> [Entries]

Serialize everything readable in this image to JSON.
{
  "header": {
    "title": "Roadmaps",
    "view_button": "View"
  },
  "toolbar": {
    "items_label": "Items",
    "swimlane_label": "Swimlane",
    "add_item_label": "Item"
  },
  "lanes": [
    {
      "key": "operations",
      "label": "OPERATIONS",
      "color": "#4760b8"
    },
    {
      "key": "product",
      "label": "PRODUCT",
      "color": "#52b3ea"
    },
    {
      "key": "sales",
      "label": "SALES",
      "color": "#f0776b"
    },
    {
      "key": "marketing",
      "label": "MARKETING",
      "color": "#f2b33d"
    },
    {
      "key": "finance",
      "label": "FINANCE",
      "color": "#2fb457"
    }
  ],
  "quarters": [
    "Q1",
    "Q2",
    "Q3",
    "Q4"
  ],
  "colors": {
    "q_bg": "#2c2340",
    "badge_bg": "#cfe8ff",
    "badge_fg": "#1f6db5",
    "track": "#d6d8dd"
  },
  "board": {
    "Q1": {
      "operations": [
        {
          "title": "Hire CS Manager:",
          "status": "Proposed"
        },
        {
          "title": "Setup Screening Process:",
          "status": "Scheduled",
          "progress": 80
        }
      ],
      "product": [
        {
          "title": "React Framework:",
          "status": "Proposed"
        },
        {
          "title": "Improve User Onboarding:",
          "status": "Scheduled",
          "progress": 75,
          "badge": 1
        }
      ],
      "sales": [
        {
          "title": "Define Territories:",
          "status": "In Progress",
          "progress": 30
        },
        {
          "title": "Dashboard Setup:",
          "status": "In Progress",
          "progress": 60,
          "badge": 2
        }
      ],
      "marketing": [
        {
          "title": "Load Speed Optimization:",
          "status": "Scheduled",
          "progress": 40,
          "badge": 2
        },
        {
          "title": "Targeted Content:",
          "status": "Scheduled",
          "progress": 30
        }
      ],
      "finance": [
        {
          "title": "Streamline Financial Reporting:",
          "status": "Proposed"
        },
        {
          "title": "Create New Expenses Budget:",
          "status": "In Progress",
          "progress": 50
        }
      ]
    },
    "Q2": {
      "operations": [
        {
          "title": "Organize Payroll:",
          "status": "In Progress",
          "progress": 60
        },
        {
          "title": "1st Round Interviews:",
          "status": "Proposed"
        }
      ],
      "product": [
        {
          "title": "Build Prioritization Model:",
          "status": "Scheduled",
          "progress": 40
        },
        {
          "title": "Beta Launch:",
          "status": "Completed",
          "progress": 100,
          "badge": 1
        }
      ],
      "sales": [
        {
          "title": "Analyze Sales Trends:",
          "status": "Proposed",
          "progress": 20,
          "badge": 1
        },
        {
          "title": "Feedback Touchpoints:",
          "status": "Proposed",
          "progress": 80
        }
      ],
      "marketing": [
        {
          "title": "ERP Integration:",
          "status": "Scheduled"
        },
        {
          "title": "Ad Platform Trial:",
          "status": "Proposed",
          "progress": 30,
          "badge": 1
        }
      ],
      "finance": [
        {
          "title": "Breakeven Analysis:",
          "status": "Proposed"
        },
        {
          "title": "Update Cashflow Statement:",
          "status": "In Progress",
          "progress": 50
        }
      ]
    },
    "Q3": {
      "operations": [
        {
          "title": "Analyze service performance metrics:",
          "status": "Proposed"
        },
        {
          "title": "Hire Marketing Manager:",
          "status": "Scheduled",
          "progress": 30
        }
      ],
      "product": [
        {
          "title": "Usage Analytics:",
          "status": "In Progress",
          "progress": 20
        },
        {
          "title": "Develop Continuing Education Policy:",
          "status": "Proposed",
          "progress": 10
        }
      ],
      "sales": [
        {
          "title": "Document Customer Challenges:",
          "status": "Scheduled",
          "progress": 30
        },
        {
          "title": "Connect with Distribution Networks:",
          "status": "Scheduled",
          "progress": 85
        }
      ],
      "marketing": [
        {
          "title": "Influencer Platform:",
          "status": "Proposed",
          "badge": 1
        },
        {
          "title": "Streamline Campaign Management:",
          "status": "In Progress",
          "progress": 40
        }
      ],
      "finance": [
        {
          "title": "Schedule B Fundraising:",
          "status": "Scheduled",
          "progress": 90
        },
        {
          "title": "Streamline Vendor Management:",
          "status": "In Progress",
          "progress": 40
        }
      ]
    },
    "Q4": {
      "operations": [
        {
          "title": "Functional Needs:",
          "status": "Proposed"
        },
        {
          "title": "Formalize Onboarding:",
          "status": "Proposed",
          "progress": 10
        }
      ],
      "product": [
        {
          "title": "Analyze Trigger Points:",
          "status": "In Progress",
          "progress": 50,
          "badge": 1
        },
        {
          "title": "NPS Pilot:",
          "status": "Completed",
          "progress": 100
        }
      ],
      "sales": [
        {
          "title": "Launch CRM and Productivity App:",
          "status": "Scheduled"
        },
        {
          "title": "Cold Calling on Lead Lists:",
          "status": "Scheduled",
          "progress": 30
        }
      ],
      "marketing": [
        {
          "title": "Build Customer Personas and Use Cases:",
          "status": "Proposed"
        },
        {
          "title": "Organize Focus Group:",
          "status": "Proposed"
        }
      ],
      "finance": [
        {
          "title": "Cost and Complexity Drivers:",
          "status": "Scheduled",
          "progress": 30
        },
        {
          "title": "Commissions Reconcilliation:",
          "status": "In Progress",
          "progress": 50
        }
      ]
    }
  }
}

> [Written task]
Collect every line with the string "Onboarding" from the records, and copy each.

> [Response for this exercise]
          "title": "Improve User Onboarding:",
          "title": "Formalize Onboarding:",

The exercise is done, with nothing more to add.